* **The problem**:
Take each line that has the word "List" and return it.

* **Stored data**:
## START

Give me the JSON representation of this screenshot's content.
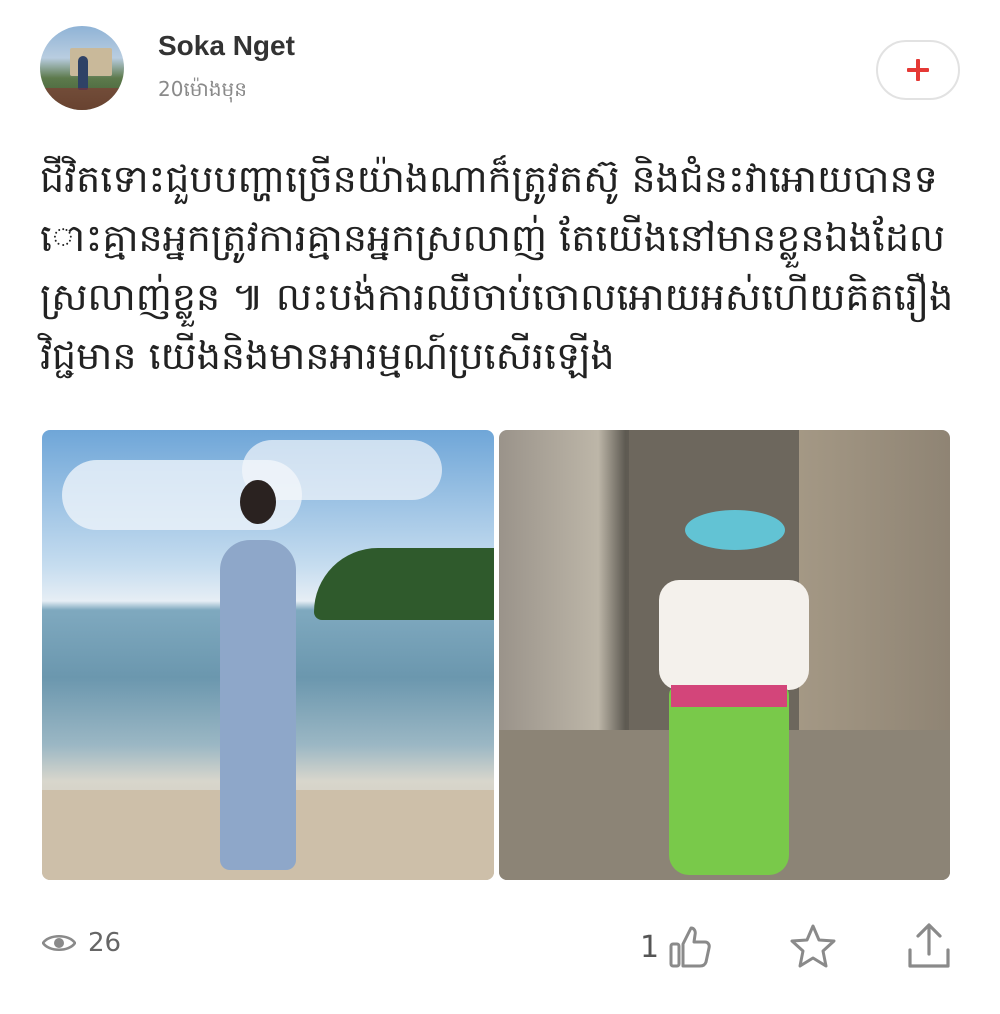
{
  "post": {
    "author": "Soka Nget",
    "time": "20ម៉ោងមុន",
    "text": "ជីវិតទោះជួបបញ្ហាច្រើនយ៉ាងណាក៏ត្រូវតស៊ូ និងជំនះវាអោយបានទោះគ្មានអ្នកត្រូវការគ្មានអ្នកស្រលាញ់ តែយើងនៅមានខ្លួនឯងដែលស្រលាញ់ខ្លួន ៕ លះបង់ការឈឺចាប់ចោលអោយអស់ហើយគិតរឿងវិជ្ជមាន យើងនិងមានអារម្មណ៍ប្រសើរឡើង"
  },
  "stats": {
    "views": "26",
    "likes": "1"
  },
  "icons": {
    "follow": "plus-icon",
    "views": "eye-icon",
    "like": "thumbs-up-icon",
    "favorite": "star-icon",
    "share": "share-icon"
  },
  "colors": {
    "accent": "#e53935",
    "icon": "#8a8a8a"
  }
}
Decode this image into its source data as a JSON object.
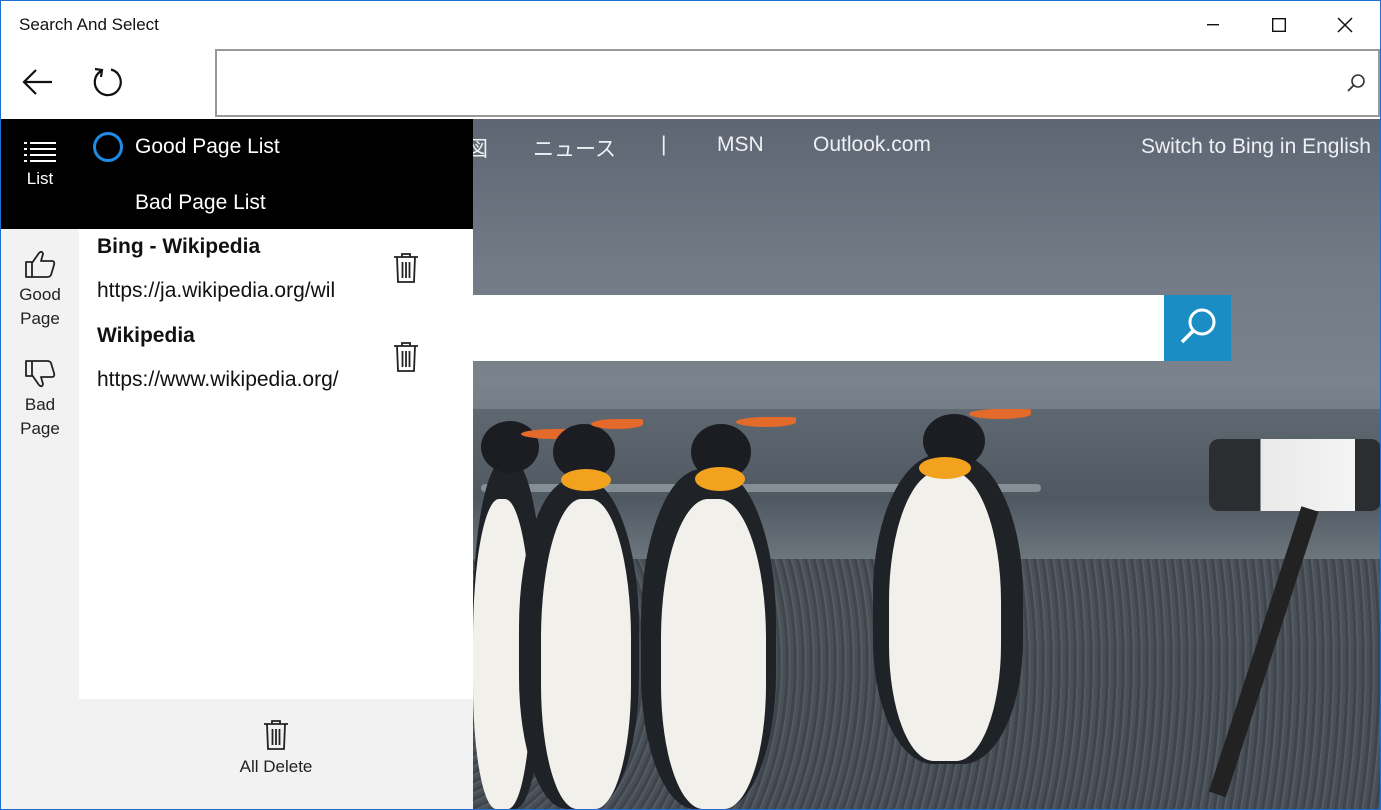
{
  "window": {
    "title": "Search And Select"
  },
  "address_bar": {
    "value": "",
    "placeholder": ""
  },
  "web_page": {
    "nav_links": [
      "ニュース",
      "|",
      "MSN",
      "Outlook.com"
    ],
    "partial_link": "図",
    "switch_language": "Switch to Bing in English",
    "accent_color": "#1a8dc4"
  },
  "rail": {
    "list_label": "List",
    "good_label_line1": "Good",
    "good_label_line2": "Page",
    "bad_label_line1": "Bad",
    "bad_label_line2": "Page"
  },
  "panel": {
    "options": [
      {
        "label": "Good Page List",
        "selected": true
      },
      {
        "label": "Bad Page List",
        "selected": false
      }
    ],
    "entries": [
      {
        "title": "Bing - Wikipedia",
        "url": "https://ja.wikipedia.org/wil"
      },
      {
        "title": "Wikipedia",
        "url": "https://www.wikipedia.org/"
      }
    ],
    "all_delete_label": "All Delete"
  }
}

## END
## START

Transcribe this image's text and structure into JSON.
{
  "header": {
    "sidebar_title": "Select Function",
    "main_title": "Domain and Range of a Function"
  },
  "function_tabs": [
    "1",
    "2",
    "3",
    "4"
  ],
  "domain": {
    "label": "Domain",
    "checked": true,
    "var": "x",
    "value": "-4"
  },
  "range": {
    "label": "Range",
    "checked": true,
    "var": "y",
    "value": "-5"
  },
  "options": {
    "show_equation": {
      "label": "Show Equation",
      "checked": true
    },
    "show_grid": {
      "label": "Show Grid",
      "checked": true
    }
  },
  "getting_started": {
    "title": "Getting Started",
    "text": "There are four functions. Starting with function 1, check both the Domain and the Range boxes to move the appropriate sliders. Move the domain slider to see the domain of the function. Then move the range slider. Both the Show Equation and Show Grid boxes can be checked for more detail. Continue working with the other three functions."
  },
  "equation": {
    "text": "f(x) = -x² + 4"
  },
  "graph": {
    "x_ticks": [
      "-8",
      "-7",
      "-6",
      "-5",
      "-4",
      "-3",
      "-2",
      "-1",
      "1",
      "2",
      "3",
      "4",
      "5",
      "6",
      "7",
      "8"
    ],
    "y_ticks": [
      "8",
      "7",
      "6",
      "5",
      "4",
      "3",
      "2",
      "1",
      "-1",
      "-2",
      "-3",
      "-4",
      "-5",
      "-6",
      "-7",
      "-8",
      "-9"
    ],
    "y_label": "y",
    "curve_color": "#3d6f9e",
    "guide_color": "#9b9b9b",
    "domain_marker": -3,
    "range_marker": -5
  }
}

## END

* **The result**:
    "list_label": "List",
        "label": "Good Page List",
        "label": "Bad Page List",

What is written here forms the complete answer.